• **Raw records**
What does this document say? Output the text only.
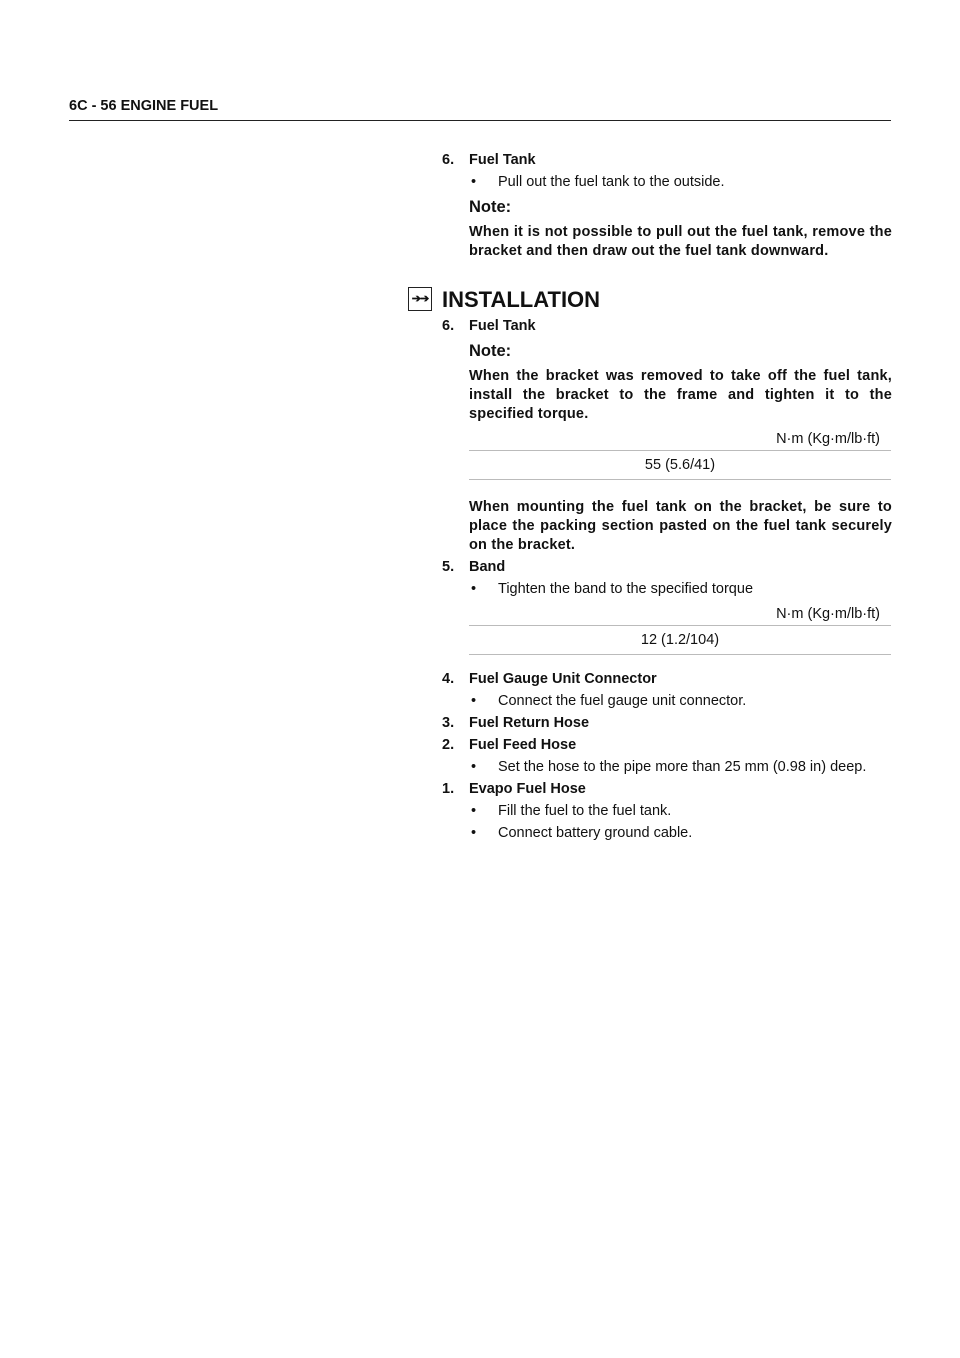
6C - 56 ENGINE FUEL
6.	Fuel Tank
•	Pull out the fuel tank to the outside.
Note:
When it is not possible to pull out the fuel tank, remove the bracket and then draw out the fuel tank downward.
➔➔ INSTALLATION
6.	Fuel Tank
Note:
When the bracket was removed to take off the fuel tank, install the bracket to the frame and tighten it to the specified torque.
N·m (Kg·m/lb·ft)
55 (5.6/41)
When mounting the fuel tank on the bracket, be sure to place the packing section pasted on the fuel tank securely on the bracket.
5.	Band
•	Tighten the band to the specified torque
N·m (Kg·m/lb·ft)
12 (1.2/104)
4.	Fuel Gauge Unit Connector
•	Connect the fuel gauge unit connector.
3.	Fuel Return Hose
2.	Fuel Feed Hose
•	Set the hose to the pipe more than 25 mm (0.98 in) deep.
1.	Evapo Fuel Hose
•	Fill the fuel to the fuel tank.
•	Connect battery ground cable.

• **Job**
Every line of text is to be repeated exactly; pictures are left out.

• **Solution below**
What does this document say? Output the text only.
6C - 56 ENGINE FUEL
6.	Fuel Tank
•	Pull out the fuel tank to the outside.
Note:
When it is not possible to pull out the fuel tank, remove the bracket and then draw out the fuel tank downward.
➔➔ INSTALLATION
6.	Fuel Tank
Note:
When the bracket was removed to take off the fuel tank, install the bracket to the frame and tighten it to the specified torque.
N·m (Kg·m/lb·ft)
55 (5.6/41)
When mounting the fuel tank on the bracket, be sure to place the packing section pasted on the fuel tank securely on the bracket.
5.	Band
•	Tighten the band to the specified torque
N·m (Kg·m/lb·ft)
12 (1.2/104)
4.	Fuel Gauge Unit Connector
•	Connect the fuel gauge unit connector.
3.	Fuel Return Hose
2.	Fuel Feed Hose
•	Set the hose to the pipe more than 25 mm (0.98 in) deep.
1.	Evapo Fuel Hose
•	Fill the fuel to the fuel tank.
•	Connect battery ground cable.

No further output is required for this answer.